EXERCISE OBJECTIVE
Copy out every record below with complete accuracy.

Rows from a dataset
────────────────────

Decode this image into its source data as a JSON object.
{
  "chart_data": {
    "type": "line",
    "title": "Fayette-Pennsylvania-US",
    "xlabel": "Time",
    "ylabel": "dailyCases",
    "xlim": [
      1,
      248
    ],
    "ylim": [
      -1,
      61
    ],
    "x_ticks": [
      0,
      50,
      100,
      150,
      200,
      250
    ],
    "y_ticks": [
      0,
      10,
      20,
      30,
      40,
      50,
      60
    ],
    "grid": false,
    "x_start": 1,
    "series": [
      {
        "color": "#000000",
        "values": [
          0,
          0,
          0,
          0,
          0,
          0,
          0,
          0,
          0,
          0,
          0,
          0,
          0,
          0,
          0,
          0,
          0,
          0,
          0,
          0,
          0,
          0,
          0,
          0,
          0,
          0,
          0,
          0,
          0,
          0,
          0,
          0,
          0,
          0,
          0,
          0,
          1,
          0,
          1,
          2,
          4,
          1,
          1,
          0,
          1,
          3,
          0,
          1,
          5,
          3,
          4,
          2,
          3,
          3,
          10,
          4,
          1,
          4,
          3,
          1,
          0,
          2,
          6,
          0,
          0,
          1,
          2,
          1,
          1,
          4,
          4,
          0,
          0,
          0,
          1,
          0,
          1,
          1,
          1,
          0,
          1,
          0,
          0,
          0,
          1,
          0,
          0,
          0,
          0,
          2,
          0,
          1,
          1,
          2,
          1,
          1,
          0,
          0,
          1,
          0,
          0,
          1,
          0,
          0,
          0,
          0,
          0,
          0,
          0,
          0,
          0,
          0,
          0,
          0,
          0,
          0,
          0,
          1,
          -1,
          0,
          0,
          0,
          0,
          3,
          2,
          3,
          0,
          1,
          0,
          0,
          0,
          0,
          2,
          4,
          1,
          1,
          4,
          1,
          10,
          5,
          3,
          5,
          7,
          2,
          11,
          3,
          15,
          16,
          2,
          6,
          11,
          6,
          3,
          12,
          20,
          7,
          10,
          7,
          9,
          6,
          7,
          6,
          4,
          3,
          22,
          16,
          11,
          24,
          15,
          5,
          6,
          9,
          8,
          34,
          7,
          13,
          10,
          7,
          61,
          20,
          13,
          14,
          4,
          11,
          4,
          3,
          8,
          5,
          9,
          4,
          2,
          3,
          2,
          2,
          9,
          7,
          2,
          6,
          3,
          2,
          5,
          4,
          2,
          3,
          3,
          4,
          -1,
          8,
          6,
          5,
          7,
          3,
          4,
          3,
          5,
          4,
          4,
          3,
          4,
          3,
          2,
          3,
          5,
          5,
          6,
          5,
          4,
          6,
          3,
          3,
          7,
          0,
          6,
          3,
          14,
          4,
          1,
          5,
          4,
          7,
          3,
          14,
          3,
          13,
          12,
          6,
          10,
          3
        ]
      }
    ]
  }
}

────────────────────

EXERCISE OUTPUT
Decode this image into its source data as a JSON object.
{
  "chart_data": {
    "type": "line",
    "title": "Fayette-Pennsylvania-US",
    "xlabel": "Time",
    "ylabel": "dailyCases",
    "xlim": [
      1,
      248
    ],
    "ylim": [
      -1,
      61
    ],
    "x_ticks": [
      0,
      50,
      100,
      150,
      200,
      250
    ],
    "y_ticks": [
      0,
      10,
      20,
      30,
      40,
      50,
      60
    ],
    "grid": false,
    "x_start": 1,
    "series": [
      {
        "color": "#000000",
        "values": [
          0,
          0,
          0,
          0,
          0,
          0,
          0,
          0,
          0,
          0,
          0,
          0,
          0,
          0,
          0,
          0,
          0,
          0,
          0,
          0,
          0,
          0,
          0,
          0,
          0,
          0,
          0,
          0,
          0,
          0,
          0,
          0,
          0,
          0,
          0,
          0,
          1,
          0,
          1,
          2,
          4,
          1,
          1,
          0,
          1,
          3,
          0,
          1,
          5,
          3,
          4,
          2,
          3,
          3,
          10,
          4,
          1,
          4,
          3,
          1,
          0,
          2,
          6,
          0,
          0,
          1,
          2,
          1,
          1,
          4,
          4,
          0,
          0,
          0,
          1,
          0,
          1,
          1,
          1,
          0,
          1,
          0,
          0,
          0,
          1,
          0,
          0,
          0,
          0,
          2,
          0,
          1,
          1,
          2,
          1,
          1,
          0,
          0,
          1,
          0,
          0,
          1,
          0,
          0,
          0,
          0,
          0,
          0,
          0,
          0,
          0,
          0,
          0,
          0,
          0,
          0,
          0,
          1,
          -1,
          0,
          0,
          0,
          0,
          3,
          2,
          3,
          0,
          1,
          0,
          0,
          0,
          0,
          2,
          4,
          1,
          1,
          4,
          1,
          10,
          5,
          3,
          5,
          7,
          2,
          11,
          3,
          15,
          16,
          2,
          6,
          11,
          6,
          3,
          12,
          20,
          7,
          10,
          7,
          9,
          6,
          7,
          6,
          4,
          3,
          22,
          16,
          11,
          24,
          15,
          5,
          6,
          9,
          8,
          34,
          7,
          13,
          10,
          7,
          61,
          20,
          13,
          14,
          4,
          11,
          4,
          3,
          8,
          5,
          9,
          4,
          2,
          3,
          2,
          2,
          9,
          7,
          2,
          6,
          3,
          2,
          5,
          4,
          2,
          3,
          3,
          4,
          -1,
          8,
          6,
          5,
          7,
          3,
          4,
          3,
          5,
          4,
          4,
          3,
          4,
          3,
          2,
          3,
          5,
          5,
          6,
          5,
          4,
          6,
          3,
          3,
          7,
          0,
          6,
          3,
          14,
          4,
          1,
          5,
          4,
          7,
          3,
          14,
          3,
          13,
          12,
          6,
          10,
          3
        ]
      }
    ]
  }
}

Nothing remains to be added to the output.